* Available records
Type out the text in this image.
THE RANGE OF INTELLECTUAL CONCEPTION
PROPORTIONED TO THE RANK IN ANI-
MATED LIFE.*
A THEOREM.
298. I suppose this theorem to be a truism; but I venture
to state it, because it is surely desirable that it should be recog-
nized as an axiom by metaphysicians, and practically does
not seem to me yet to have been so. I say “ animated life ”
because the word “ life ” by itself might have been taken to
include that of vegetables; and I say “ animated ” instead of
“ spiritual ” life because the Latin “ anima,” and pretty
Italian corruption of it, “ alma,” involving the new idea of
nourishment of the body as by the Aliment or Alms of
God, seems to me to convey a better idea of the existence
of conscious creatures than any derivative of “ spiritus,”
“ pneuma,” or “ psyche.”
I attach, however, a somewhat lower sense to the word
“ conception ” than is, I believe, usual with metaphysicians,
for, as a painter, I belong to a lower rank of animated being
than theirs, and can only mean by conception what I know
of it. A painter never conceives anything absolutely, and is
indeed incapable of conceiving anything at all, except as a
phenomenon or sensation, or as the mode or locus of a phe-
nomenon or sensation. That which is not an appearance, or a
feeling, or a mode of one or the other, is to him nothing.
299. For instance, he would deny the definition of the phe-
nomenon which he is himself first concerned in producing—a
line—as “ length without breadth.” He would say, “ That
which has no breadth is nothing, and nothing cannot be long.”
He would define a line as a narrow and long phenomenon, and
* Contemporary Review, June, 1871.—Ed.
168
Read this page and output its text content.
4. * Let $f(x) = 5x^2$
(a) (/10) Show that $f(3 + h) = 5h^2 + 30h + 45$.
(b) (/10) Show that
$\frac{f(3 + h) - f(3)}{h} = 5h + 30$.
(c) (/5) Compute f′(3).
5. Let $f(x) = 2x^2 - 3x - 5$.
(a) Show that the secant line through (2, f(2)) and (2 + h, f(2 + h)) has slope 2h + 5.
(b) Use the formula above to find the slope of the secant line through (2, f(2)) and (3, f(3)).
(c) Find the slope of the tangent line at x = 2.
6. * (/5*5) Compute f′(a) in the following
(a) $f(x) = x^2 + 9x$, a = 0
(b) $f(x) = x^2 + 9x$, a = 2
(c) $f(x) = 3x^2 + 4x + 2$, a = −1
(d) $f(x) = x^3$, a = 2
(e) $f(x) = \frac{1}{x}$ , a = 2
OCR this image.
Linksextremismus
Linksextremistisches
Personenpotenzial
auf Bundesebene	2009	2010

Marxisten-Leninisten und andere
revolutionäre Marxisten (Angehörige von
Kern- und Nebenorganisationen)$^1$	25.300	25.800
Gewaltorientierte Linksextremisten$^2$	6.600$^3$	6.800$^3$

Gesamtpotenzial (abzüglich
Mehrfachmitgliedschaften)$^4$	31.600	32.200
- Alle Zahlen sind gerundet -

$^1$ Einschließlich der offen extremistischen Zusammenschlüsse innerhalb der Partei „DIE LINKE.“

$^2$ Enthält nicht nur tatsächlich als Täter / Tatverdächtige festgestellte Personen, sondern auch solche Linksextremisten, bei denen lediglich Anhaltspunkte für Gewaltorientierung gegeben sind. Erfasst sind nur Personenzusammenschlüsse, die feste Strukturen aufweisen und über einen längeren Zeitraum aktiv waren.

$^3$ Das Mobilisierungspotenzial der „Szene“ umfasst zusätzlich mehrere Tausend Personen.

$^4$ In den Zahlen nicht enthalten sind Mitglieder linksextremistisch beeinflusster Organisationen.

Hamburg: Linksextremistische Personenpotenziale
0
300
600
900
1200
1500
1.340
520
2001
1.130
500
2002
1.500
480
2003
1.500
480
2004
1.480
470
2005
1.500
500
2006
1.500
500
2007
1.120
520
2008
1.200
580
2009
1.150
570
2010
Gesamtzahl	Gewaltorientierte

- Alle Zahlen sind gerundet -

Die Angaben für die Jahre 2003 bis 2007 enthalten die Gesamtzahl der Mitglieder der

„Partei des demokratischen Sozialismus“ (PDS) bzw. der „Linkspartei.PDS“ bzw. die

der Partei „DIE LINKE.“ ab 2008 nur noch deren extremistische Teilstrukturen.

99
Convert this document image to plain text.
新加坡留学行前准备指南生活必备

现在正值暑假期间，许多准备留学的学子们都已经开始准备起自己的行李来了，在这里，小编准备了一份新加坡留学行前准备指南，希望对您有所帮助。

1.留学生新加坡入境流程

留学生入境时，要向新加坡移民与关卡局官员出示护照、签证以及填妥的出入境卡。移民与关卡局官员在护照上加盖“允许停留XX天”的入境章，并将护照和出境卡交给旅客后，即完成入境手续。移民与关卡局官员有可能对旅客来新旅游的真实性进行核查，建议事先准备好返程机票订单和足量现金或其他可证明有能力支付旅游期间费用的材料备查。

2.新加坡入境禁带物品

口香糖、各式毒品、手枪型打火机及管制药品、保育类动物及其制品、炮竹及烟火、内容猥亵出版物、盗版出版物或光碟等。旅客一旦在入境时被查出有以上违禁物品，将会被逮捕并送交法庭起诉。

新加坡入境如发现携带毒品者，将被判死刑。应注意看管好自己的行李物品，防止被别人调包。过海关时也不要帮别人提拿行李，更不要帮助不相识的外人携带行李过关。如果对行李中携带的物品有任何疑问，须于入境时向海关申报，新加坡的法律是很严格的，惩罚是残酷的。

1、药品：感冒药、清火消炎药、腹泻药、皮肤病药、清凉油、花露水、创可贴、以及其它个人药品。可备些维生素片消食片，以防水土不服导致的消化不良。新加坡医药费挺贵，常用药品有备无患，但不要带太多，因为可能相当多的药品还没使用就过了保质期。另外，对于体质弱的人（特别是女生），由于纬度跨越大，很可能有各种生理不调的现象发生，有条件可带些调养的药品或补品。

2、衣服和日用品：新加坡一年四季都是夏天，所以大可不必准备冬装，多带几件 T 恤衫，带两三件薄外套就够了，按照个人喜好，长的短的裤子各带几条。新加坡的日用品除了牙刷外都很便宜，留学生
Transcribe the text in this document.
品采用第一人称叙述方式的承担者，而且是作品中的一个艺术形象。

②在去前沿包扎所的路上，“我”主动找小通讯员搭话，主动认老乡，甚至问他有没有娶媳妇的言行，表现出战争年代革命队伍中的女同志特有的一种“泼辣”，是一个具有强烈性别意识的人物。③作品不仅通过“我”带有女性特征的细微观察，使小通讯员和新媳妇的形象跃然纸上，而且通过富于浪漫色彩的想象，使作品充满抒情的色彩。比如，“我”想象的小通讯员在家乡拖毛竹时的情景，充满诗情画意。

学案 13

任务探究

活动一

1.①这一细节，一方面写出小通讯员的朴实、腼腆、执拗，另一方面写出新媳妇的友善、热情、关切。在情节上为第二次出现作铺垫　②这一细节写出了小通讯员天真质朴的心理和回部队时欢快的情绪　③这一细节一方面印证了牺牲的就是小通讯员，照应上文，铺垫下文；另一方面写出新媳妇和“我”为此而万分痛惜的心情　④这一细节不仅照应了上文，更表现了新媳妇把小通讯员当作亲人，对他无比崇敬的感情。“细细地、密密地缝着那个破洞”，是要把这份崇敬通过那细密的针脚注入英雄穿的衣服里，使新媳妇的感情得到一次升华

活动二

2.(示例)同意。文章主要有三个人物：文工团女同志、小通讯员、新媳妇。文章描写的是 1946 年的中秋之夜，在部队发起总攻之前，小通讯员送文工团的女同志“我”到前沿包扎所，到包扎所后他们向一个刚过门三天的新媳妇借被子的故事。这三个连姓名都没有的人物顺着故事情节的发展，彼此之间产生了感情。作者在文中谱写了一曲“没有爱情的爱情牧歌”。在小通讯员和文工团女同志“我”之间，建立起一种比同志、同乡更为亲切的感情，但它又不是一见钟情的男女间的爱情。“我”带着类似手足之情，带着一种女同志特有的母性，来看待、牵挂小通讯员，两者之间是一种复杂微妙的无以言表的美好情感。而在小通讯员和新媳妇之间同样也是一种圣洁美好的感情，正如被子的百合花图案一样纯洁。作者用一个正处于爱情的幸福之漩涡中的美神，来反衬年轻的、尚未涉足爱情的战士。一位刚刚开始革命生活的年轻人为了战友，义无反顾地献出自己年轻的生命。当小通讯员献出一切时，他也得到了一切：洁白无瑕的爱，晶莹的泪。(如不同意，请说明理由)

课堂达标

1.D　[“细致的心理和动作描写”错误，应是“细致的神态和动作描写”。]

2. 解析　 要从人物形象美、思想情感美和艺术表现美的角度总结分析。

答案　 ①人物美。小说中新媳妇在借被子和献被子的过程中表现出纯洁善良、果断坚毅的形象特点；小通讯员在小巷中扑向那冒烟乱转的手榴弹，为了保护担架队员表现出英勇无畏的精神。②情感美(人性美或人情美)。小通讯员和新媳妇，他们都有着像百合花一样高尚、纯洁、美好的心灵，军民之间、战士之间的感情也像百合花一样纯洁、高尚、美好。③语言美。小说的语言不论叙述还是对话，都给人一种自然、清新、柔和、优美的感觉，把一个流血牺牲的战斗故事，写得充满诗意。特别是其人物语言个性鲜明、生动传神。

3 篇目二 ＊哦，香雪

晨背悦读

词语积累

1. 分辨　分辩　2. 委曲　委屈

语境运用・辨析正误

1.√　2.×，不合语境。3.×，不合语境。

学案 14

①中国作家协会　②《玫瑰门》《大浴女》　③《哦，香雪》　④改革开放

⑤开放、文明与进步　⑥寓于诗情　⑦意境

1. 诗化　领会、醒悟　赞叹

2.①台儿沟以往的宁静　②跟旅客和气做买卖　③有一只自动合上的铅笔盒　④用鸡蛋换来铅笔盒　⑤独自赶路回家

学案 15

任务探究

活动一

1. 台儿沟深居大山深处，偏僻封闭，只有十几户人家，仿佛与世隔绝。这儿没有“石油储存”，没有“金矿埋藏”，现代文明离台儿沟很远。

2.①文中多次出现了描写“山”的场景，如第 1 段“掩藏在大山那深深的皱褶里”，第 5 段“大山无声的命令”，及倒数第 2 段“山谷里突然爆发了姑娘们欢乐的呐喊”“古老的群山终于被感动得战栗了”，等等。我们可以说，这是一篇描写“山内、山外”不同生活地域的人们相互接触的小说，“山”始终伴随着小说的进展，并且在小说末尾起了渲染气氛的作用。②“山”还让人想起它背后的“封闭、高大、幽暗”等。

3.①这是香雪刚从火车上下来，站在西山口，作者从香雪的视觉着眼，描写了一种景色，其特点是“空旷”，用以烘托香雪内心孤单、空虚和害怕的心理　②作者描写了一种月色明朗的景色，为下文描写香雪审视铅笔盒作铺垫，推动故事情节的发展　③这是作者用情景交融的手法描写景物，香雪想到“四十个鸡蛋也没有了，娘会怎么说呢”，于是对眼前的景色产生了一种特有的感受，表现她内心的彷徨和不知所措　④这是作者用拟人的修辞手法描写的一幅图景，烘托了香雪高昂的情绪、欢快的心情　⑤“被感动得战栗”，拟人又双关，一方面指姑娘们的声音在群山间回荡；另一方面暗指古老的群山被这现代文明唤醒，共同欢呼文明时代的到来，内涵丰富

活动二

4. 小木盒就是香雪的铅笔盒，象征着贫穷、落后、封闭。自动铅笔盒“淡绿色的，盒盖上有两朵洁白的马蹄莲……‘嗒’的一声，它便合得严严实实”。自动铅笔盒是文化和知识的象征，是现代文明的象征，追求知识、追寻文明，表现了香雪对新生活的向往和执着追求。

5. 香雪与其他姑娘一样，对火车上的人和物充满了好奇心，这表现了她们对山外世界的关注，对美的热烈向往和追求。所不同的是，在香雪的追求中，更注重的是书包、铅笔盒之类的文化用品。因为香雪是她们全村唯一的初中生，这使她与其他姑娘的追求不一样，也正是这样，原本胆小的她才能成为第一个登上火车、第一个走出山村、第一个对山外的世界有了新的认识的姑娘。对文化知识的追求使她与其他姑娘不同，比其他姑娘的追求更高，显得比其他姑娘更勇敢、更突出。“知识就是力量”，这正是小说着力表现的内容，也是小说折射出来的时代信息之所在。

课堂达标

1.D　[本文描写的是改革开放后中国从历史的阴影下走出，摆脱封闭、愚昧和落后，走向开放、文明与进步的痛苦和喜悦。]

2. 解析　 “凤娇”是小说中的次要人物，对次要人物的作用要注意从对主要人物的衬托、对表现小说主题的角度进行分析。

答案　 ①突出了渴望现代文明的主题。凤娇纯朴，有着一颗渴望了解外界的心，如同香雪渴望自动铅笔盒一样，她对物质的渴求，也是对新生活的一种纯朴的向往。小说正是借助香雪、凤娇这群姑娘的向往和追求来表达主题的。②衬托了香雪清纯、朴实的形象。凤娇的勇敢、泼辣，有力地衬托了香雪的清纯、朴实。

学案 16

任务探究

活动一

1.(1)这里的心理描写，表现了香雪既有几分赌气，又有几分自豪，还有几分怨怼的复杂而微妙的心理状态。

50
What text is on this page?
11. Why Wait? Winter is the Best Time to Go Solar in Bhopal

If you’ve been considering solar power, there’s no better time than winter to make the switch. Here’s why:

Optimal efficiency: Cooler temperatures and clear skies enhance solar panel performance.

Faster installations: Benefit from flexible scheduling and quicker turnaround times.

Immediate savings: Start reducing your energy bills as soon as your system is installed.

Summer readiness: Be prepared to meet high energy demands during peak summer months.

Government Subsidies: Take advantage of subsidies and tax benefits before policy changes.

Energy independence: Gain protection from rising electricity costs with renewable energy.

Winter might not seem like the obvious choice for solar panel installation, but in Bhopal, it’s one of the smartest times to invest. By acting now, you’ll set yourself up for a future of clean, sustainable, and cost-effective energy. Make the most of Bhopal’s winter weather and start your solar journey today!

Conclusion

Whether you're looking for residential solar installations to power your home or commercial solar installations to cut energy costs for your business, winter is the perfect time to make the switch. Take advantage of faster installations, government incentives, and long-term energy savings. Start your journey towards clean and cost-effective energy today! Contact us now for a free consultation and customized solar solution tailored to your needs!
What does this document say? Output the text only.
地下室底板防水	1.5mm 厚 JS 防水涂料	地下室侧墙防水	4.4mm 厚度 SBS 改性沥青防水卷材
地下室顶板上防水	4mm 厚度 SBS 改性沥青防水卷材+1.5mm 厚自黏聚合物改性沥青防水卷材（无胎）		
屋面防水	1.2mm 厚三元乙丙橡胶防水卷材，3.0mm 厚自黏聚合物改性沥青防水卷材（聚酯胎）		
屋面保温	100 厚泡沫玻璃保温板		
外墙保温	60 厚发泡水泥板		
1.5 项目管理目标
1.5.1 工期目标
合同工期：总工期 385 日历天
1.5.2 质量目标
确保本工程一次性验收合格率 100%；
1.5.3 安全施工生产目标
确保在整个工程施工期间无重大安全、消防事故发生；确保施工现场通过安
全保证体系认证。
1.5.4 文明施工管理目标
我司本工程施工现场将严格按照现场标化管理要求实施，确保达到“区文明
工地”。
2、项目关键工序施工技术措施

* Given instruction
Starting with the line that contains "What does this", print each line through the last one in the listing. Include both end lines and add nothing.

* Result
What does this document say? Output the text only.
地下室底板防水	1.5mm 厚 JS 防水涂料	地下室侧墙防水	4.4mm 厚度 SBS 改性沥青防水卷材
地下室顶板上防水	4mm 厚度 SBS 改性沥青防水卷材+1.5mm 厚自黏聚合物改性沥青防水卷材（无胎）		
屋面防水	1.2mm 厚三元乙丙橡胶防水卷材，3.0mm 厚自黏聚合物改性沥青防水卷材（聚酯胎）		
屋面保温	100 厚泡沫玻璃保温板		
外墙保温	60 厚发泡水泥板		
1.5 项目管理目标
1.5.1 工期目标
合同工期：总工期 385 日历天
1.5.2 质量目标
确保本工程一次性验收合格率 100%；
1.5.3 安全施工生产目标
确保在整个工程施工期间无重大安全、消防事故发生；确保施工现场通过安
全保证体系认证。
1.5.4 文明施工管理目标
我司本工程施工现场将严格按照现场标化管理要求实施，确保达到“区文明
工地”。
2、项目关键工序施工技术措施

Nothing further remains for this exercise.